■ THE RECORDS:
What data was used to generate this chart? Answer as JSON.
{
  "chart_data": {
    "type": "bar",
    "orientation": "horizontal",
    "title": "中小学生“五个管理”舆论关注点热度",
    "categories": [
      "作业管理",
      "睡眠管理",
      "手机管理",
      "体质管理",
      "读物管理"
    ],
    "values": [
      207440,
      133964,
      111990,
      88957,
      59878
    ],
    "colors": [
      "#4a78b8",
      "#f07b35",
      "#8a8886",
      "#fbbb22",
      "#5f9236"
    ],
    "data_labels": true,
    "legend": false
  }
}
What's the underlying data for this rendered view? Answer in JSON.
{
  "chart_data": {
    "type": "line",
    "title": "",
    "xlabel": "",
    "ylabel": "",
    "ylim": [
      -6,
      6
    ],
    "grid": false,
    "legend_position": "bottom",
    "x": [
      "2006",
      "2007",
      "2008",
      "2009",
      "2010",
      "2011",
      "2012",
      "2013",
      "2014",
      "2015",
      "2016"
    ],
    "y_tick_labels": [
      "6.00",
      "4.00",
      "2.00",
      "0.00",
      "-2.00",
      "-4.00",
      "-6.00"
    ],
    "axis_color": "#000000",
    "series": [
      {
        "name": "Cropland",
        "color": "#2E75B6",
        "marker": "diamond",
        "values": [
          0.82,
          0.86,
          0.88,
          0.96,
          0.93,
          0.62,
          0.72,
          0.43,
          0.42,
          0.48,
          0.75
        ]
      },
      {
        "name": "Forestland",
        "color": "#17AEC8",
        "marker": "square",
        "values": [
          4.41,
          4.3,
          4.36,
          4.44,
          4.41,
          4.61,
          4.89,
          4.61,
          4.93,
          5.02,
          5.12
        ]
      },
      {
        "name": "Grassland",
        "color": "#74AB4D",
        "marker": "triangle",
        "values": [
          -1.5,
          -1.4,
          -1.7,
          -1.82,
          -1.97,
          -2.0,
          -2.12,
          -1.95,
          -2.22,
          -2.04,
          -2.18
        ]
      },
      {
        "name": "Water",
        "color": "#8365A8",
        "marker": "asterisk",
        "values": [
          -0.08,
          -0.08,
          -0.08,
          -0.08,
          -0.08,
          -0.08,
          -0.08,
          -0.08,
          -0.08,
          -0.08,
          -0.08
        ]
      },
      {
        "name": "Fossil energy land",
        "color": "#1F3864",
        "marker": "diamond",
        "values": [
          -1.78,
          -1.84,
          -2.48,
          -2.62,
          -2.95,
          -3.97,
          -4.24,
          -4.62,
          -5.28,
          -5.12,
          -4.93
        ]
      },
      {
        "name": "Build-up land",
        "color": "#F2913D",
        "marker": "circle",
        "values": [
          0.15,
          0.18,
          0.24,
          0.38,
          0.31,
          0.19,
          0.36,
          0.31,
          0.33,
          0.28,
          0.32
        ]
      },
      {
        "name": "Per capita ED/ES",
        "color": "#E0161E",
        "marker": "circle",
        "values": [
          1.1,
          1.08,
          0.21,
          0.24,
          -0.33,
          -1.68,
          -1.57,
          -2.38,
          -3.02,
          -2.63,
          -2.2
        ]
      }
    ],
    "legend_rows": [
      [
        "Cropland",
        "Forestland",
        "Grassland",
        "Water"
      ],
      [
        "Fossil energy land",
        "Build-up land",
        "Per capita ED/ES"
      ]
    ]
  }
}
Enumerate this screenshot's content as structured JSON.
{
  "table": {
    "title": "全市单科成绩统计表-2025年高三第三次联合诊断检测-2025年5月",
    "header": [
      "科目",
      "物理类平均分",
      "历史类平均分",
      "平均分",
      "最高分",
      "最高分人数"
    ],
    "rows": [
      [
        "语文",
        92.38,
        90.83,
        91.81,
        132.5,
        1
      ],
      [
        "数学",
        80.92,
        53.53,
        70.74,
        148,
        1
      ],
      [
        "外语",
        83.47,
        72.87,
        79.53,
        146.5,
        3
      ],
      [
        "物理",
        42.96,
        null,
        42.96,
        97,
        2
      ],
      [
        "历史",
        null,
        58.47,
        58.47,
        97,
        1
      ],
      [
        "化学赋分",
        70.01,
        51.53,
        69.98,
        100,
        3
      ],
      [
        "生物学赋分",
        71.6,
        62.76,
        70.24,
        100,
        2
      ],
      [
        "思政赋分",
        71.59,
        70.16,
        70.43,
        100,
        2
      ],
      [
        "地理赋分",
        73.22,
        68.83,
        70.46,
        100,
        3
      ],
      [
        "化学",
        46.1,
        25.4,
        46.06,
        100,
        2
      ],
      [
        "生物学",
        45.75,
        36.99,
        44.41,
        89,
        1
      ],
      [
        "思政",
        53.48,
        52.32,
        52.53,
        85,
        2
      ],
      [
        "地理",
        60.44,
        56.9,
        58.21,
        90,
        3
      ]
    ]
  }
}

■ TASK PROMPT:
Copy the records above exactly.

■ ANSWER TO THE EXERCISE:
What data was used to generate this chart? Answer as JSON.
{
  "chart_data": {
    "type": "bar",
    "orientation": "horizontal",
    "title": "中小学生“五个管理”舆论关注点热度",
    "categories": [
      "作业管理",
      "睡眠管理",
      "手机管理",
      "体质管理",
      "读物管理"
    ],
    "values": [
      207440,
      133964,
      111990,
      88957,
      59878
    ],
    "colors": [
      "#4a78b8",
      "#f07b35",
      "#8a8886",
      "#fbbb22",
      "#5f9236"
    ],
    "data_labels": true,
    "legend": false
  }
}
What's the underlying data for this rendered view? Answer in JSON.
{
  "chart_data": {
    "type": "line",
    "title": "",
    "xlabel": "",
    "ylabel": "",
    "ylim": [
      -6,
      6
    ],
    "grid": false,
    "legend_position": "bottom",
    "x": [
      "2006",
      "2007",
      "2008",
      "2009",
      "2010",
      "2011",
      "2012",
      "2013",
      "2014",
      "2015",
      "2016"
    ],
    "y_tick_labels": [
      "6.00",
      "4.00",
      "2.00",
      "0.00",
      "-2.00",
      "-4.00",
      "-6.00"
    ],
    "axis_color": "#000000",
    "series": [
      {
        "name": "Cropland",
        "color": "#2E75B6",
        "marker": "diamond",
        "values": [
          0.82,
          0.86,
          0.88,
          0.96,
          0.93,
          0.62,
          0.72,
          0.43,
          0.42,
          0.48,
          0.75
        ]
      },
      {
        "name": "Forestland",
        "color": "#17AEC8",
        "marker": "square",
        "values": [
          4.41,
          4.3,
          4.36,
          4.44,
          4.41,
          4.61,
          4.89,
          4.61,
          4.93,
          5.02,
          5.12
        ]
      },
      {
        "name": "Grassland",
        "color": "#74AB4D",
        "marker": "triangle",
        "values": [
          -1.5,
          -1.4,
          -1.7,
          -1.82,
          -1.97,
          -2.0,
          -2.12,
          -1.95,
          -2.22,
          -2.04,
          -2.18
        ]
      },
      {
        "name": "Water",
        "color": "#8365A8",
        "marker": "asterisk",
        "values": [
          -0.08,
          -0.08,
          -0.08,
          -0.08,
          -0.08,
          -0.08,
          -0.08,
          -0.08,
          -0.08,
          -0.08,
          -0.08
        ]
      },
      {
        "name": "Fossil energy land",
        "color": "#1F3864",
        "marker": "diamond",
        "values": [
          -1.78,
          -1.84,
          -2.48,
          -2.62,
          -2.95,
          -3.97,
          -4.24,
          -4.62,
          -5.28,
          -5.12,
          -4.93
        ]
      },
      {
        "name": "Build-up land",
        "color": "#F2913D",
        "marker": "circle",
        "values": [
          0.15,
          0.18,
          0.24,
          0.38,
          0.31,
          0.19,
          0.36,
          0.31,
          0.33,
          0.28,
          0.32
        ]
      },
      {
        "name": "Per capita ED/ES",
        "color": "#E0161E",
        "marker": "circle",
        "values": [
          1.1,
          1.08,
          0.21,
          0.24,
          -0.33,
          -1.68,
          -1.57,
          -2.38,
          -3.02,
          -2.63,
          -2.2
        ]
      }
    ],
    "legend_rows": [
      [
        "Cropland",
        "Forestland",
        "Grassland",
        "Water"
      ],
      [
        "Fossil energy land",
        "Build-up land",
        "Per capita ED/ES"
      ]
    ]
  }
}
Enumerate this screenshot's content as structured JSON.
{
  "table": {
    "title": "全市单科成绩统计表-2025年高三第三次联合诊断检测-2025年5月",
    "header": [
      "科目",
      "物理类平均分",
      "历史类平均分",
      "平均分",
      "最高分",
      "最高分人数"
    ],
    "rows": [
      [
        "语文",
        92.38,
        90.83,
        91.81,
        132.5,
        1
      ],
      [
        "数学",
        80.92,
        53.53,
        70.74,
        148,
        1
      ],
      [
        "外语",
        83.47,
        72.87,
        79.53,
        146.5,
        3
      ],
      [
        "物理",
        42.96,
        null,
        42.96,
        97,
        2
      ],
      [
        "历史",
        null,
        58.47,
        58.47,
        97,
        1
      ],
      [
        "化学赋分",
        70.01,
        51.53,
        69.98,
        100,
        3
      ],
      [
        "生物学赋分",
        71.6,
        62.76,
        70.24,
        100,
        2
      ],
      [
        "思政赋分",
        71.59,
        70.16,
        70.43,
        100,
        2
      ],
      [
        "地理赋分",
        73.22,
        68.83,
        70.46,
        100,
        3
      ],
      [
        "化学",
        46.1,
        25.4,
        46.06,
        100,
        2
      ],
      [
        "生物学",
        45.75,
        36.99,
        44.41,
        89,
        1
      ],
      [
        "思政",
        53.48,
        52.32,
        52.53,
        85,
        2
      ],
      [
        "地理",
        60.44,
        56.9,
        58.21,
        90,
        3
      ]
    ]
  }
}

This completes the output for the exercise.